A block of data
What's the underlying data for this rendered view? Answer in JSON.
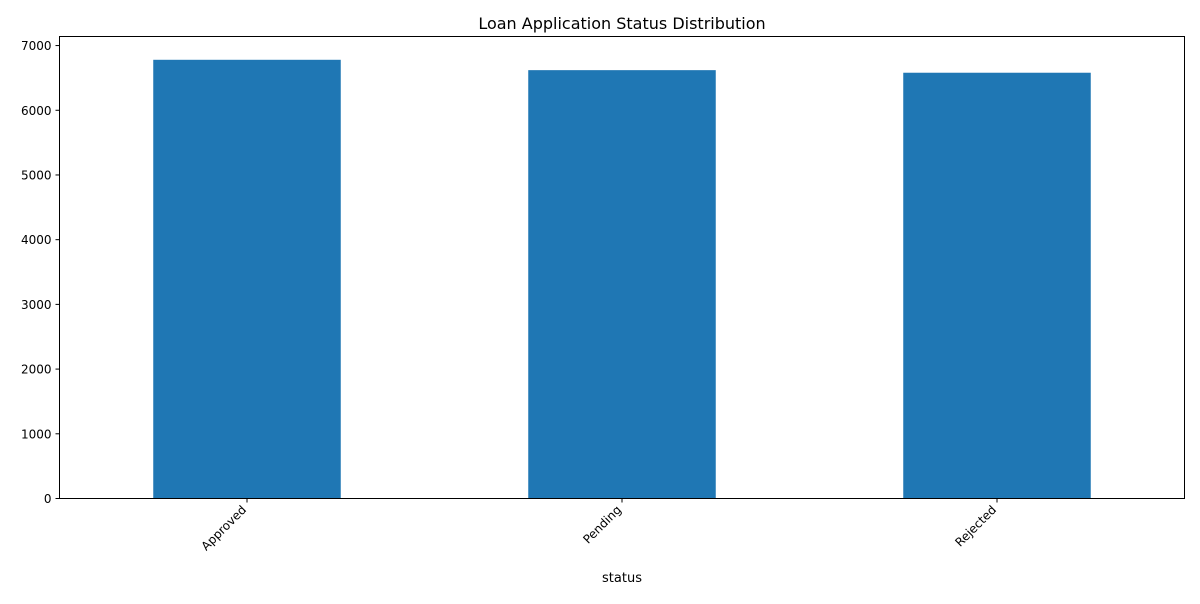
{
  "chart_data": {
    "type": "bar",
    "title": "Loan Application Status Distribution",
    "xlabel": "status",
    "ylabel": "",
    "categories": [
      "Approved",
      "Pending",
      "Rejected"
    ],
    "values": [
      6780,
      6620,
      6580
    ],
    "ylim": [
      0,
      7140
    ],
    "yticks": [
      0,
      1000,
      2000,
      3000,
      4000,
      5000,
      6000,
      7000
    ],
    "grid": false,
    "legend": "none",
    "bar_color": "#1f77b4"
  }
}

| Request |
All preceding records should be duplicated verbatim, images excepted.

| Result of this task |
What's the underlying data for this rendered view? Answer in JSON.
{
  "chart_data": {
    "type": "bar",
    "title": "Loan Application Status Distribution",
    "xlabel": "status",
    "ylabel": "",
    "categories": [
      "Approved",
      "Pending",
      "Rejected"
    ],
    "values": [
      6780,
      6620,
      6580
    ],
    "ylim": [
      0,
      7140
    ],
    "yticks": [
      0,
      1000,
      2000,
      3000,
      4000,
      5000,
      6000,
      7000
    ],
    "grid": false,
    "legend": "none",
    "bar_color": "#1f77b4"
  }
}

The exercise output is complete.